→ Goal:
Work out how many lines hold "border". Give the number and nothing else.

→ Record extracts:

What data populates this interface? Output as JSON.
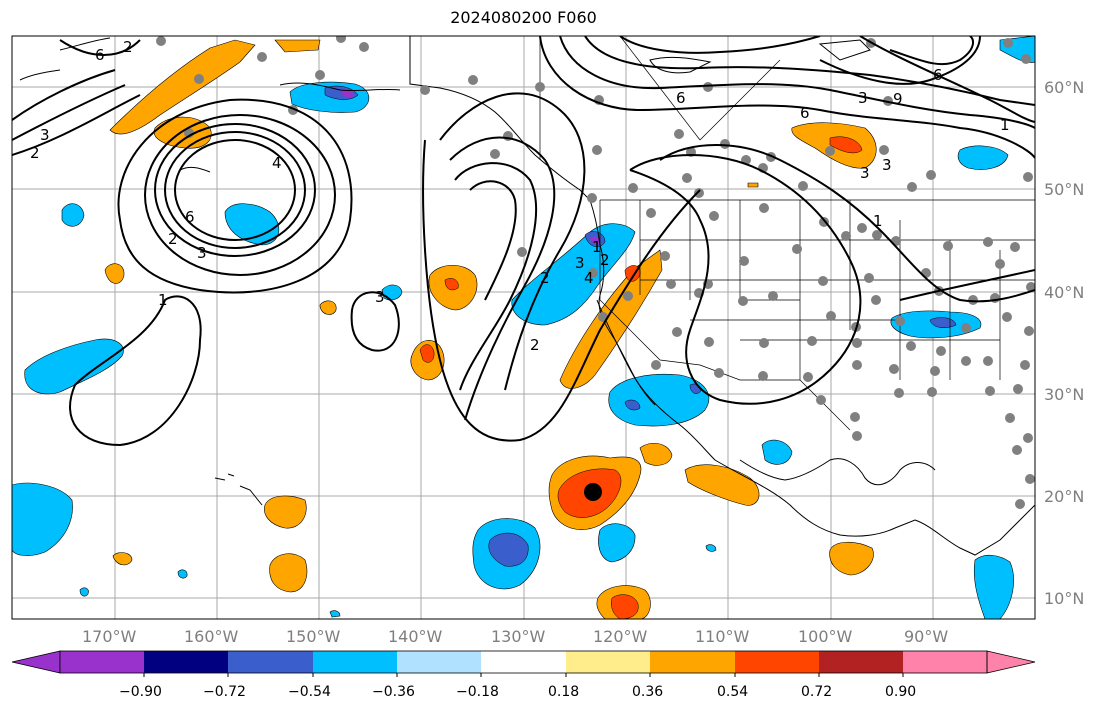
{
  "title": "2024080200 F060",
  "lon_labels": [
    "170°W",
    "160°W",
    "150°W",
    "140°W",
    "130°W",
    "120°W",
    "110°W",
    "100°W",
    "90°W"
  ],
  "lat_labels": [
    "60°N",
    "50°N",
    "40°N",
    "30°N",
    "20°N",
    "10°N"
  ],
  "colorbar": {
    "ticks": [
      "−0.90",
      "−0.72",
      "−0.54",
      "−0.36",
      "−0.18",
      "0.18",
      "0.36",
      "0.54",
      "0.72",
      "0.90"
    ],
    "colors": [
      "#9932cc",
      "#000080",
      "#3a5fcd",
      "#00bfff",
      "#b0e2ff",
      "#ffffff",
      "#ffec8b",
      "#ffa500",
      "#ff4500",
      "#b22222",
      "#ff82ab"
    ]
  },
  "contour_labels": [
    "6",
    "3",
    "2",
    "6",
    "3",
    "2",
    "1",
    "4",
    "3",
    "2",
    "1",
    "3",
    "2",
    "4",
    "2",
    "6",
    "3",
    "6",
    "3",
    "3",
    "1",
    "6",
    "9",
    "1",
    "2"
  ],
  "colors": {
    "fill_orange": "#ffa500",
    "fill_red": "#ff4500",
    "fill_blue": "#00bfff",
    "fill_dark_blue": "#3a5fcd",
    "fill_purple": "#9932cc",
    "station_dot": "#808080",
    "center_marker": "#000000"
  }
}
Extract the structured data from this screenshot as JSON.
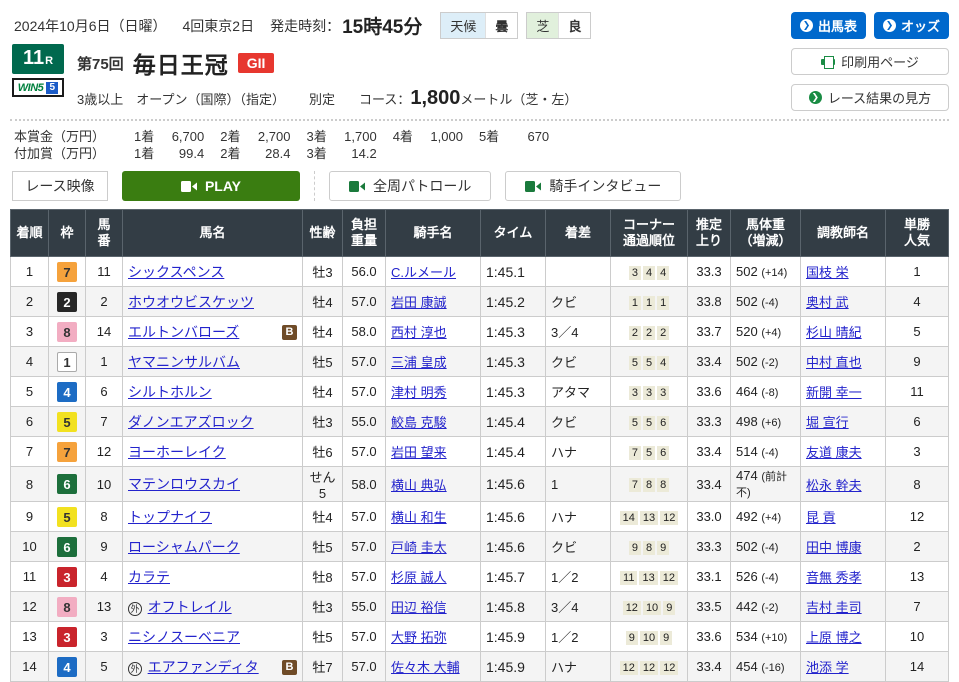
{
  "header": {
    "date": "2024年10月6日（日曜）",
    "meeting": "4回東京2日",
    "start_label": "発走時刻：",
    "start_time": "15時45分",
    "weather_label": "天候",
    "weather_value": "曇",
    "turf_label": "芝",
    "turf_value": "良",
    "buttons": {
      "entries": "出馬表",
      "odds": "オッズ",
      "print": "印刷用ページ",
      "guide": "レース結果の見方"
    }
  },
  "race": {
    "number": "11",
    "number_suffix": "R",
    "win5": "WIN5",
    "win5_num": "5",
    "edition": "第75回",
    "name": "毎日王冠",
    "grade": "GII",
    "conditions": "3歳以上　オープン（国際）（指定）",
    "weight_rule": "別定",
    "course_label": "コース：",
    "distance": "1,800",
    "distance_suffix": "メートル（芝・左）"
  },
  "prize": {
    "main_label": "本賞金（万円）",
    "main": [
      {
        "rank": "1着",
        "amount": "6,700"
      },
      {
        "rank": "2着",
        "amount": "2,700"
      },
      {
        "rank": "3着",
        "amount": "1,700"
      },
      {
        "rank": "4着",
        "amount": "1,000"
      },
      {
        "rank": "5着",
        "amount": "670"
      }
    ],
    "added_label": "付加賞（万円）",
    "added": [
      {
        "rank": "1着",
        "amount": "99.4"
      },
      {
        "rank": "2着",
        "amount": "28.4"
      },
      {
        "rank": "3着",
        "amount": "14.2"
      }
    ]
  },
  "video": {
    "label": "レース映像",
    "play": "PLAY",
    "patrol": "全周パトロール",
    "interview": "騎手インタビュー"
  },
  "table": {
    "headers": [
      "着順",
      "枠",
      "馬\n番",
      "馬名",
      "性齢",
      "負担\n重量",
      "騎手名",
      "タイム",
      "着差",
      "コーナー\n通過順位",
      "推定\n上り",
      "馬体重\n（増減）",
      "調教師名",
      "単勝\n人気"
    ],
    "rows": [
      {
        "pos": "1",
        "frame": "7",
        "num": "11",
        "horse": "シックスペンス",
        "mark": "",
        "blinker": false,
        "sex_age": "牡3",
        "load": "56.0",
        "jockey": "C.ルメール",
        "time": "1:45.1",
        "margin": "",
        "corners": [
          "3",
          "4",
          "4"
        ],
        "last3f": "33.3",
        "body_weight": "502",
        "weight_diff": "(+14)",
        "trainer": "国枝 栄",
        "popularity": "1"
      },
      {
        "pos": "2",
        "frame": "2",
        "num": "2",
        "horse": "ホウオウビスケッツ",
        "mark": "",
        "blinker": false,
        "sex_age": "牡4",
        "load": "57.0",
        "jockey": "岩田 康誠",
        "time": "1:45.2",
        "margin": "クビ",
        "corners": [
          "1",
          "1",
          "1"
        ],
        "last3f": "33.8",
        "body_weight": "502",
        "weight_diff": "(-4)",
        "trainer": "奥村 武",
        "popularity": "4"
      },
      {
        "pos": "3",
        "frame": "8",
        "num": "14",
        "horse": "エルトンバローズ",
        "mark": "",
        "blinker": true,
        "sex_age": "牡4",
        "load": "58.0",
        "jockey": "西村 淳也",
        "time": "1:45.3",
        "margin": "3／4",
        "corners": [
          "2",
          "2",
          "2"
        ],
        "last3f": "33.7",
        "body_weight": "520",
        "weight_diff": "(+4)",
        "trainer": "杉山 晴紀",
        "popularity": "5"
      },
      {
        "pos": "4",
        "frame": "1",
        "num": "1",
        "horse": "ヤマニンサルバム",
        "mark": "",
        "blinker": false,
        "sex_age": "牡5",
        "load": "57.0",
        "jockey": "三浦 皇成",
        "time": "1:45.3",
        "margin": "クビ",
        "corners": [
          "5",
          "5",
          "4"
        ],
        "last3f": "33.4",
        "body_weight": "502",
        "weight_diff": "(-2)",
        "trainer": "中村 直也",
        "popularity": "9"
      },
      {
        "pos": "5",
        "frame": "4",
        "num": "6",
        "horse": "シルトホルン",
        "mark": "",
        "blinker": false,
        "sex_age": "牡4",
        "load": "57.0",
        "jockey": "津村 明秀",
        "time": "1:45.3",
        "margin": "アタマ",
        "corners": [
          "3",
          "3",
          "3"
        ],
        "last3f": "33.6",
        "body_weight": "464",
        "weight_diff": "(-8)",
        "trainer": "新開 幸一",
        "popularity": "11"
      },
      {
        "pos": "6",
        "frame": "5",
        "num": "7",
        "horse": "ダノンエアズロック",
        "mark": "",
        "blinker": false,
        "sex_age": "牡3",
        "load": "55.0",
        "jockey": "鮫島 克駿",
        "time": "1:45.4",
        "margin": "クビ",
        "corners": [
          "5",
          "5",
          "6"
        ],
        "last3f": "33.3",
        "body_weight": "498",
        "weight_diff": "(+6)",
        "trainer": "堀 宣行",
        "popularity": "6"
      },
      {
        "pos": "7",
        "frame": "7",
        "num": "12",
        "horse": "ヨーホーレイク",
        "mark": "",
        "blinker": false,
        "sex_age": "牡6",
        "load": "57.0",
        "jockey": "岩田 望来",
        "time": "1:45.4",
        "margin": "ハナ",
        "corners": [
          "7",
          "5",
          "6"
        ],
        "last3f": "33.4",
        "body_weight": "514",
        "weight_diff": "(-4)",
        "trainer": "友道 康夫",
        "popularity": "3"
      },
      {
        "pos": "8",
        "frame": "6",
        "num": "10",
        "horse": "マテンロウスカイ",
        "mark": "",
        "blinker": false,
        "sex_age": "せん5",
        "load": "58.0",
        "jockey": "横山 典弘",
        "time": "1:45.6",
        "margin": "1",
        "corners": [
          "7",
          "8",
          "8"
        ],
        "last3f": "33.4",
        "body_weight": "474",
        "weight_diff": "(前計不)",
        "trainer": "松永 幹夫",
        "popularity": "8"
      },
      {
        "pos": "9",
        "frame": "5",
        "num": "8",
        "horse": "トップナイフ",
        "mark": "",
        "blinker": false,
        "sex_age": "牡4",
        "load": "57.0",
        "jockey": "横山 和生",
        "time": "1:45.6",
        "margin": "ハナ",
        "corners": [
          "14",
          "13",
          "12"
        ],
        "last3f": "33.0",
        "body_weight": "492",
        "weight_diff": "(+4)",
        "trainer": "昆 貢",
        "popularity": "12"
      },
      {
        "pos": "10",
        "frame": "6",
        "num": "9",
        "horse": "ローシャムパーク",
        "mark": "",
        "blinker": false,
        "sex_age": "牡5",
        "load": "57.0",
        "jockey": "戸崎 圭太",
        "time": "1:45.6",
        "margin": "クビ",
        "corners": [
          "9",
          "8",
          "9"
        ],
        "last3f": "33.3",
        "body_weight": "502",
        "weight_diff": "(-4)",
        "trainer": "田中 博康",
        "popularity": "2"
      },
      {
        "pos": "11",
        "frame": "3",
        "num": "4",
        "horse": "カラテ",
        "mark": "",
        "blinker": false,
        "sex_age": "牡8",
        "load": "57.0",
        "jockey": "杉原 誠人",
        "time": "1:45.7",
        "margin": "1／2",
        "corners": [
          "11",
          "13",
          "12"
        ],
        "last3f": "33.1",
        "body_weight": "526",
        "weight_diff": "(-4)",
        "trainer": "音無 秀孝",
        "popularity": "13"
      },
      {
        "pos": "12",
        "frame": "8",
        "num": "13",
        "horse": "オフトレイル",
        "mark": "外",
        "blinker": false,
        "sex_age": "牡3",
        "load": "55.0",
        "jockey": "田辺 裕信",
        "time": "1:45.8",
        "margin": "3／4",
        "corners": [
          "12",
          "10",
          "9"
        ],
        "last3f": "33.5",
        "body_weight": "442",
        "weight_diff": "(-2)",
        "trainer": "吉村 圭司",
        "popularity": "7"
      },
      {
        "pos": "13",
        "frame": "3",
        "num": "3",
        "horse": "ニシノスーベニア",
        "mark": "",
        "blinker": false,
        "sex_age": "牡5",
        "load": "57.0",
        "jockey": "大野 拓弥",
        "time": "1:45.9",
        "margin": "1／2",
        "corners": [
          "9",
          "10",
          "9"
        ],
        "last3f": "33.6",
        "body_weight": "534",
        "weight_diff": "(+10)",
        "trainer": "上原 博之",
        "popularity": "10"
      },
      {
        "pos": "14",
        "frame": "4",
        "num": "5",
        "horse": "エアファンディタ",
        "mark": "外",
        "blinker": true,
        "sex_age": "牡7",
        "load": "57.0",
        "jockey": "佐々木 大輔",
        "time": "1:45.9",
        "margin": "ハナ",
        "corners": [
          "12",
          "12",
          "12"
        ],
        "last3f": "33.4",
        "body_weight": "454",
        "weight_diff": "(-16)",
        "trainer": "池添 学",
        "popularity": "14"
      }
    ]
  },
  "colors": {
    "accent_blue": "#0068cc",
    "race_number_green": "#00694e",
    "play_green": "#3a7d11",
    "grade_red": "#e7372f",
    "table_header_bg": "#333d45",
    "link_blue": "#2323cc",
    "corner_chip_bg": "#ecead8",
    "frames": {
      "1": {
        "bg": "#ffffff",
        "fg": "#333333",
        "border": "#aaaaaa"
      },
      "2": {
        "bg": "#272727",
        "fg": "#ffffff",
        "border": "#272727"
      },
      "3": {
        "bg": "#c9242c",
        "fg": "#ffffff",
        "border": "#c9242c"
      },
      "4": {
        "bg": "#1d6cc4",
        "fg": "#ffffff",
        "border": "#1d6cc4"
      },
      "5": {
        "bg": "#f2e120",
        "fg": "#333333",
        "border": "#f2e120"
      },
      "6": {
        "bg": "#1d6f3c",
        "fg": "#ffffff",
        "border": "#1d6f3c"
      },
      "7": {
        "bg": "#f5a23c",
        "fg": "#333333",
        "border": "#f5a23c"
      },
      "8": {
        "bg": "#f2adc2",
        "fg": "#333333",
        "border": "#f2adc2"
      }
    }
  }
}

→ Solution to this exercise:
8